[Records from a dataset]
+ + +

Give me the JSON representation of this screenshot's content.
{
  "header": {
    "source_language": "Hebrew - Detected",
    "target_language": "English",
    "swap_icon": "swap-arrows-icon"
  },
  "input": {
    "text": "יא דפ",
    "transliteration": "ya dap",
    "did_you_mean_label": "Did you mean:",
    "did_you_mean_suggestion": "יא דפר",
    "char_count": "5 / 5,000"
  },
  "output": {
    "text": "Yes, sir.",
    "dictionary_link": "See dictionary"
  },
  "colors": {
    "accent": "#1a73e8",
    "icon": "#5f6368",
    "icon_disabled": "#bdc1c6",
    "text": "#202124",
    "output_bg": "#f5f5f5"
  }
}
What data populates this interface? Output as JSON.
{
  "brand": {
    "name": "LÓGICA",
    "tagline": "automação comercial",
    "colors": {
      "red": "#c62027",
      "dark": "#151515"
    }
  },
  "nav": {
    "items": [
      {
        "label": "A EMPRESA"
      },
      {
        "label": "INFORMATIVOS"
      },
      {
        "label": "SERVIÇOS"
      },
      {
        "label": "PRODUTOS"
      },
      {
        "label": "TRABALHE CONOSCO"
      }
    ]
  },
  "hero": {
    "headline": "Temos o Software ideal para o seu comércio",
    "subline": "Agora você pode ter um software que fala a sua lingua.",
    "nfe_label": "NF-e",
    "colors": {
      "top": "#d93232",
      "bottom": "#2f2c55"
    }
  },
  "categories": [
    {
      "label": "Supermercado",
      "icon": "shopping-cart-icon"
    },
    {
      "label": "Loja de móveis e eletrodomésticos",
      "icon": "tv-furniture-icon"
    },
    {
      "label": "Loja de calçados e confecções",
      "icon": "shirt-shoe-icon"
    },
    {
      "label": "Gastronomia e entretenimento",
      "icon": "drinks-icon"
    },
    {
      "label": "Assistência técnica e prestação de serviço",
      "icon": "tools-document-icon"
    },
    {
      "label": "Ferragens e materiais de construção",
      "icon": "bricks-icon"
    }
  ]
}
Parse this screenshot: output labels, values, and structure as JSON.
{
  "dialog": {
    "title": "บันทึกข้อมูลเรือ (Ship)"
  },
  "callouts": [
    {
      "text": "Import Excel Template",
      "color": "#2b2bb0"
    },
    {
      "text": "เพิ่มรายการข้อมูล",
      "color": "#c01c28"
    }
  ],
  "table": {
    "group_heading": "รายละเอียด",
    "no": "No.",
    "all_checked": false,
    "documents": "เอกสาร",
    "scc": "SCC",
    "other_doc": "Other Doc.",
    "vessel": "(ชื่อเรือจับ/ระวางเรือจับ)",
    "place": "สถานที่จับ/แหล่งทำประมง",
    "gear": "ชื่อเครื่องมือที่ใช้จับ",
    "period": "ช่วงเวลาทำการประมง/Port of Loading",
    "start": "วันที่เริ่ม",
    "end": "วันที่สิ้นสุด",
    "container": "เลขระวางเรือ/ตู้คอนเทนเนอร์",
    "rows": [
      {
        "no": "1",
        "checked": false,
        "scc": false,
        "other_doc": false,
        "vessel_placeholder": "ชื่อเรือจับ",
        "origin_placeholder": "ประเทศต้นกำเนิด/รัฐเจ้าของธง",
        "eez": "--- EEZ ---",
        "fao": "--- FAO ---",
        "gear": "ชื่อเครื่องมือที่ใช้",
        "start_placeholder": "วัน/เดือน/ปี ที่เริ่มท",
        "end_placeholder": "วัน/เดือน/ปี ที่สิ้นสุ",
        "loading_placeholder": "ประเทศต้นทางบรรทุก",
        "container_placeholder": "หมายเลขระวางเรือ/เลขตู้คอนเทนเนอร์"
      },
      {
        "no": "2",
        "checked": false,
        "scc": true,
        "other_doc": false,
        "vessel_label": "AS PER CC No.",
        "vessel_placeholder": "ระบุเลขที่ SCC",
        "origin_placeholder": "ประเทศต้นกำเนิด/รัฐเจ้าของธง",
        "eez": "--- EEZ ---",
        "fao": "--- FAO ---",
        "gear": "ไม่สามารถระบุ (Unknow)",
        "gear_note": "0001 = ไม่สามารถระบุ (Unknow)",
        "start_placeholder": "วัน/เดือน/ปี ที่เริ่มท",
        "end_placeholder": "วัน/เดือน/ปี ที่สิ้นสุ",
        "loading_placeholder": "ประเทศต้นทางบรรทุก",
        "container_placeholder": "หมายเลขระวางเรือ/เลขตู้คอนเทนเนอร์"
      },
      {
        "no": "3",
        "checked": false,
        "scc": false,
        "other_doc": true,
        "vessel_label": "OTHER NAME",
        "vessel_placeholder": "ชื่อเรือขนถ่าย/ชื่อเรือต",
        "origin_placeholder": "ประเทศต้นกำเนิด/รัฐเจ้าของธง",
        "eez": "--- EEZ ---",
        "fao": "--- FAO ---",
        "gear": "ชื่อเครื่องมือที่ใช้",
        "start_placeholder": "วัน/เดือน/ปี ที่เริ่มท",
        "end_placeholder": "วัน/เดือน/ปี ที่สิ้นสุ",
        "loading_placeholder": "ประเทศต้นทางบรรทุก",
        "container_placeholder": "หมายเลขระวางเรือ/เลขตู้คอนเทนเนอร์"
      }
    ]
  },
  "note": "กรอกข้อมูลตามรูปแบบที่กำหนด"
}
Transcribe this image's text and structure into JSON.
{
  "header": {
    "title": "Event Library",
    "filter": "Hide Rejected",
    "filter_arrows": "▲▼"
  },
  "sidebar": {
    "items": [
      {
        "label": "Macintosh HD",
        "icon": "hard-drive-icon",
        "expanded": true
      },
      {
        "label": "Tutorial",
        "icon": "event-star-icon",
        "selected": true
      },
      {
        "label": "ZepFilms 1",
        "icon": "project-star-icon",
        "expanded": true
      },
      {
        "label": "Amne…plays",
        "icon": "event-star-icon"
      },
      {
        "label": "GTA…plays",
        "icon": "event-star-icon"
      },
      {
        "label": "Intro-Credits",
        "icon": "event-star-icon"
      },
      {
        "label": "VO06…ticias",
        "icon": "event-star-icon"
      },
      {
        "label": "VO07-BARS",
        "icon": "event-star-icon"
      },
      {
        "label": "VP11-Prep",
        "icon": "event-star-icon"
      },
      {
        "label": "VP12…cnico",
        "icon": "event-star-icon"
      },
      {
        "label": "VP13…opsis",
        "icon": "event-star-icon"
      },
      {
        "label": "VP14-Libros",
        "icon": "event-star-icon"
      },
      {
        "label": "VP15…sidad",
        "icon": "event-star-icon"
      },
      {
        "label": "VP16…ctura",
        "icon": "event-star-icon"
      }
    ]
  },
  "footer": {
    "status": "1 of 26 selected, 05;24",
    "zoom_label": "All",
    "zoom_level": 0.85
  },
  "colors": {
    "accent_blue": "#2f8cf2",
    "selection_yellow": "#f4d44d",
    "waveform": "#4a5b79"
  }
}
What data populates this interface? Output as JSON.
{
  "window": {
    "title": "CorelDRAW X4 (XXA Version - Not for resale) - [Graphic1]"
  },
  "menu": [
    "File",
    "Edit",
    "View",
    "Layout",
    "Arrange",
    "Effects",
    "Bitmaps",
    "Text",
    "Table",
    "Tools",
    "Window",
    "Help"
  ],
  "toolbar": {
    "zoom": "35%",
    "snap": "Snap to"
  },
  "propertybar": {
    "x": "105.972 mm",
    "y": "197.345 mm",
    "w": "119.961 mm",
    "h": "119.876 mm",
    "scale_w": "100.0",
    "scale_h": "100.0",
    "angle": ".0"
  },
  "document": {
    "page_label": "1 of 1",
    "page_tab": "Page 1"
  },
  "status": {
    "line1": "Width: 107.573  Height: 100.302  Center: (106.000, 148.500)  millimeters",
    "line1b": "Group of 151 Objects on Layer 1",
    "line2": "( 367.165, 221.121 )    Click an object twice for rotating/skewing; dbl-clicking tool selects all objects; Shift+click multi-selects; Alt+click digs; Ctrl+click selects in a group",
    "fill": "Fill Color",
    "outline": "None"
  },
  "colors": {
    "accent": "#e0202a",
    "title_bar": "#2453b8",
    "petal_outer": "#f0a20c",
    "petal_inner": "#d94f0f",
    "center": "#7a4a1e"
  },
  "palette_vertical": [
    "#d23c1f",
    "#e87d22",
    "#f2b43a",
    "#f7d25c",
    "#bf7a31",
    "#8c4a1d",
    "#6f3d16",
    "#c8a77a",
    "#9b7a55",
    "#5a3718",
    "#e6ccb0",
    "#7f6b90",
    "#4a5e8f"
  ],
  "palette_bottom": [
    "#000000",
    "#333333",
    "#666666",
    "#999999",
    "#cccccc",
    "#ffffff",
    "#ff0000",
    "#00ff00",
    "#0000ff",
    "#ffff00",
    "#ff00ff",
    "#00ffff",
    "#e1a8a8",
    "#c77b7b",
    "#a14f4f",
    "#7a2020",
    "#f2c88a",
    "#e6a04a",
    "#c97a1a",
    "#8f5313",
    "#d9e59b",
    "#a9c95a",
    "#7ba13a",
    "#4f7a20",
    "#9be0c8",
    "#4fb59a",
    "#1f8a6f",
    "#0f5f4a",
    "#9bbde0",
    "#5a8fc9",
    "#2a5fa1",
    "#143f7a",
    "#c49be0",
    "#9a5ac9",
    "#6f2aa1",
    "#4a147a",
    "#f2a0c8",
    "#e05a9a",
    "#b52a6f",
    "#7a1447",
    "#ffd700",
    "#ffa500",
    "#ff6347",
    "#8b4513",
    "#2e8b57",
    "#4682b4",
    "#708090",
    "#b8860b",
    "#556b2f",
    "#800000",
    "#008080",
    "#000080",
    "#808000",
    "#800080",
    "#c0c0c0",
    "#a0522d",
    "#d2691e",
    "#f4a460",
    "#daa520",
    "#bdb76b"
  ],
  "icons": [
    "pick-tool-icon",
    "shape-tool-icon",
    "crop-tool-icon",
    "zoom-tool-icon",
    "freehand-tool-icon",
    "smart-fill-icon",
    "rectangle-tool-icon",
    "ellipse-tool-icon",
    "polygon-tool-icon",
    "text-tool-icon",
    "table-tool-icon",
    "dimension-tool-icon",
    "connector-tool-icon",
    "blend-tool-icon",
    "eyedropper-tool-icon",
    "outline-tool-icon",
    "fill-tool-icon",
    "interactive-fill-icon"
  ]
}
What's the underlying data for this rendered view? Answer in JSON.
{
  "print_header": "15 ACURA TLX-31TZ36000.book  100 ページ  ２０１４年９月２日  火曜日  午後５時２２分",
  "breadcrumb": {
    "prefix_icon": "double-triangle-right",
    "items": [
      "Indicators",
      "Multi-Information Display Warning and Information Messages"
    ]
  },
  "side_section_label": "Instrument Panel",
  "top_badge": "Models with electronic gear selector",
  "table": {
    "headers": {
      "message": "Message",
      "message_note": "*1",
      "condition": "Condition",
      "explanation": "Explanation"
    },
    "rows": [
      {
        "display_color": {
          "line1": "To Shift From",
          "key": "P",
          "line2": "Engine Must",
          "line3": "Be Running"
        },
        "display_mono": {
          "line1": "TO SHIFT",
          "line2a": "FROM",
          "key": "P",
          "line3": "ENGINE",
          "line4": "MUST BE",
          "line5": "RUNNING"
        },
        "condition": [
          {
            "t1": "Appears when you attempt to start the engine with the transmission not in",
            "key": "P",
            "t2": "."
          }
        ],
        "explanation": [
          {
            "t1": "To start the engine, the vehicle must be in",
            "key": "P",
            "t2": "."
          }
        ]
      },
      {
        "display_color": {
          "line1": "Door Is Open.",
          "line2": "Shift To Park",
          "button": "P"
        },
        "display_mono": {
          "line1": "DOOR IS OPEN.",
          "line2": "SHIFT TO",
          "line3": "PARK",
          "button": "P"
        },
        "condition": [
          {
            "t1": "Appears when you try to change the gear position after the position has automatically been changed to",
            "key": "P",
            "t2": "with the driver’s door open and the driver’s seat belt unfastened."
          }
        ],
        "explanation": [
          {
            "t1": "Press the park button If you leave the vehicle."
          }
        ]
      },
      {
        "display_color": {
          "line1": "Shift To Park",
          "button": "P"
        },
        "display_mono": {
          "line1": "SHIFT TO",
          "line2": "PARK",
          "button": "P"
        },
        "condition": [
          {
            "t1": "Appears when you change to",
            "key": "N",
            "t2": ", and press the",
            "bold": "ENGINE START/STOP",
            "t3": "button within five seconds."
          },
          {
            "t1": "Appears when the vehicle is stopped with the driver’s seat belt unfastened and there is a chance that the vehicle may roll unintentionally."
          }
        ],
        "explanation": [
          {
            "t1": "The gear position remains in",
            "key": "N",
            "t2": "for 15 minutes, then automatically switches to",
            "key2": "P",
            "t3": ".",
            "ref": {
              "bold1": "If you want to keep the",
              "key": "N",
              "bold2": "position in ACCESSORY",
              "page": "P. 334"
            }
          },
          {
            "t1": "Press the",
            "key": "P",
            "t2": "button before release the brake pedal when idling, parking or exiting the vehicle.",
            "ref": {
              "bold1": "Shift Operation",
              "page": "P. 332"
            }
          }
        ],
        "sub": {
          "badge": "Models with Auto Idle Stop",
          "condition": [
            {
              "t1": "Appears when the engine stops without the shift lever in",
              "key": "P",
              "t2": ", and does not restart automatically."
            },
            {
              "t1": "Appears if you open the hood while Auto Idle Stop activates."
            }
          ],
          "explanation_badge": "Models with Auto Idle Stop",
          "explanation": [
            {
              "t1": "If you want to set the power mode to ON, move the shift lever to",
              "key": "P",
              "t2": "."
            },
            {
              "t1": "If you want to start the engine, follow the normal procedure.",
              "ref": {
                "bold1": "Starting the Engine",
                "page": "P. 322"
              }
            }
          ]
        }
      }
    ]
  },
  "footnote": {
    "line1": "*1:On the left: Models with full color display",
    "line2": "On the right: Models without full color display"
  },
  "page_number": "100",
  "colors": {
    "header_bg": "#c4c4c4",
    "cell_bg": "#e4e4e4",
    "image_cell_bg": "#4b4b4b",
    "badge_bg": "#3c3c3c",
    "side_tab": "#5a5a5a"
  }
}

+ + +

Search the records above for "belt". Copy each line where it is found.

            "t2": "with the driver’s door open and the driver’s seat belt unfastened."
            "t1": "Appears when the vehicle is stopped with the driver’s seat belt unfastened and there is a chance that the vehicle may roll unintentionally."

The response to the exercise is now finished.